DIRECTIONS FOR THIS TASK
The entries need to be copied exactly.

INPUT RECORDS
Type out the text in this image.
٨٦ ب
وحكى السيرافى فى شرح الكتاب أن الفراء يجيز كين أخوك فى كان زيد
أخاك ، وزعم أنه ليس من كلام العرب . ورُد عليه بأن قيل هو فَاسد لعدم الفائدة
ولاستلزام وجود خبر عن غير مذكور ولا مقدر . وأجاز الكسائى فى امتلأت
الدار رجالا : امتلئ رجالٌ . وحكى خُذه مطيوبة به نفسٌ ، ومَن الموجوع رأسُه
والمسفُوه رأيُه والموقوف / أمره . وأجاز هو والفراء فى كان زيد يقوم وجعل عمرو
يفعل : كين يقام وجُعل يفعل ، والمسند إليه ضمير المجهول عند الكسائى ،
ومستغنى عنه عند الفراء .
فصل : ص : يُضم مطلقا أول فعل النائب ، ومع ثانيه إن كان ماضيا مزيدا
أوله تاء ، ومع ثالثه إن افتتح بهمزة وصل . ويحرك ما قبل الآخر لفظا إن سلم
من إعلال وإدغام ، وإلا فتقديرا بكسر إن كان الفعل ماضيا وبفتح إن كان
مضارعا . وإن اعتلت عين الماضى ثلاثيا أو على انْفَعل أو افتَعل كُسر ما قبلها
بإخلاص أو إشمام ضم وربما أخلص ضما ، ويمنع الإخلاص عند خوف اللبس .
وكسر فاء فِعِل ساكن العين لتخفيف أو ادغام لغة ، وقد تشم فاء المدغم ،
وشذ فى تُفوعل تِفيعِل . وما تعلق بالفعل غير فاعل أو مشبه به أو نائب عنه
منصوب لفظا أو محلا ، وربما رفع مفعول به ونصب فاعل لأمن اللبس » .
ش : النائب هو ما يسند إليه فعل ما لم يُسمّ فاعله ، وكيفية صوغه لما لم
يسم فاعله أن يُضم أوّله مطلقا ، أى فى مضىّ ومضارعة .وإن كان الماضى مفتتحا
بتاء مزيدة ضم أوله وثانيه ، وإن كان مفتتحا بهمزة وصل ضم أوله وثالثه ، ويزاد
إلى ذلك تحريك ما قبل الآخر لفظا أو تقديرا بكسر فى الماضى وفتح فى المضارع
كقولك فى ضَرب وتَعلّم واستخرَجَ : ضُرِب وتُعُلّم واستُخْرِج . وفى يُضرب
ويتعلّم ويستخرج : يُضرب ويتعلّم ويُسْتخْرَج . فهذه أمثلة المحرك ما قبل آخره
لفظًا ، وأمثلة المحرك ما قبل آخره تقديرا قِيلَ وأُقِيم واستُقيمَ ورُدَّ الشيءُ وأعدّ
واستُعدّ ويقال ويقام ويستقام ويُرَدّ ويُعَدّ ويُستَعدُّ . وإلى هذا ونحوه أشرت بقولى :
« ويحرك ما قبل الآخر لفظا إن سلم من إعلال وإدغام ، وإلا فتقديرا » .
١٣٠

ANSWER IN FULL
Type out the text in this image.
٨٦ ب
وحكى السيرافى فى شرح الكتاب أن الفراء يجيز كين أخوك فى كان زيد
أخاك ، وزعم أنه ليس من كلام العرب . ورُد عليه بأن قيل هو فَاسد لعدم الفائدة
ولاستلزام وجود خبر عن غير مذكور ولا مقدر . وأجاز الكسائى فى امتلأت
الدار رجالا : امتلئ رجالٌ . وحكى خُذه مطيوبة به نفسٌ ، ومَن الموجوع رأسُه
والمسفُوه رأيُه والموقوف / أمره . وأجاز هو والفراء فى كان زيد يقوم وجعل عمرو
يفعل : كين يقام وجُعل يفعل ، والمسند إليه ضمير المجهول عند الكسائى ،
ومستغنى عنه عند الفراء .
فصل : ص : يُضم مطلقا أول فعل النائب ، ومع ثانيه إن كان ماضيا مزيدا
أوله تاء ، ومع ثالثه إن افتتح بهمزة وصل . ويحرك ما قبل الآخر لفظا إن سلم
من إعلال وإدغام ، وإلا فتقديرا بكسر إن كان الفعل ماضيا وبفتح إن كان
مضارعا . وإن اعتلت عين الماضى ثلاثيا أو على انْفَعل أو افتَعل كُسر ما قبلها
بإخلاص أو إشمام ضم وربما أخلص ضما ، ويمنع الإخلاص عند خوف اللبس .
وكسر فاء فِعِل ساكن العين لتخفيف أو ادغام لغة ، وقد تشم فاء المدغم ،
وشذ فى تُفوعل تِفيعِل . وما تعلق بالفعل غير فاعل أو مشبه به أو نائب عنه
منصوب لفظا أو محلا ، وربما رفع مفعول به ونصب فاعل لأمن اللبس » .
ش : النائب هو ما يسند إليه فعل ما لم يُسمّ فاعله ، وكيفية صوغه لما لم
يسم فاعله أن يُضم أوّله مطلقا ، أى فى مضىّ ومضارعة .وإن كان الماضى مفتتحا
بتاء مزيدة ضم أوله وثانيه ، وإن كان مفتتحا بهمزة وصل ضم أوله وثالثه ، ويزاد
إلى ذلك تحريك ما قبل الآخر لفظا أو تقديرا بكسر فى الماضى وفتح فى المضارع
كقولك فى ضَرب وتَعلّم واستخرَجَ : ضُرِب وتُعُلّم واستُخْرِج . وفى يُضرب
ويتعلّم ويستخرج : يُضرب ويتعلّم ويُسْتخْرَج . فهذه أمثلة المحرك ما قبل آخره
لفظًا ، وأمثلة المحرك ما قبل آخره تقديرا قِيلَ وأُقِيم واستُقيمَ ورُدَّ الشيءُ وأعدّ
واستُعدّ ويقال ويقام ويستقام ويُرَدّ ويُعَدّ ويُستَعدُّ . وإلى هذا ونحوه أشرت بقولى :
« ويحرك ما قبل الآخر لفظا إن سلم من إعلال وإدغام ، وإلا فتقديرا » .
١٣٠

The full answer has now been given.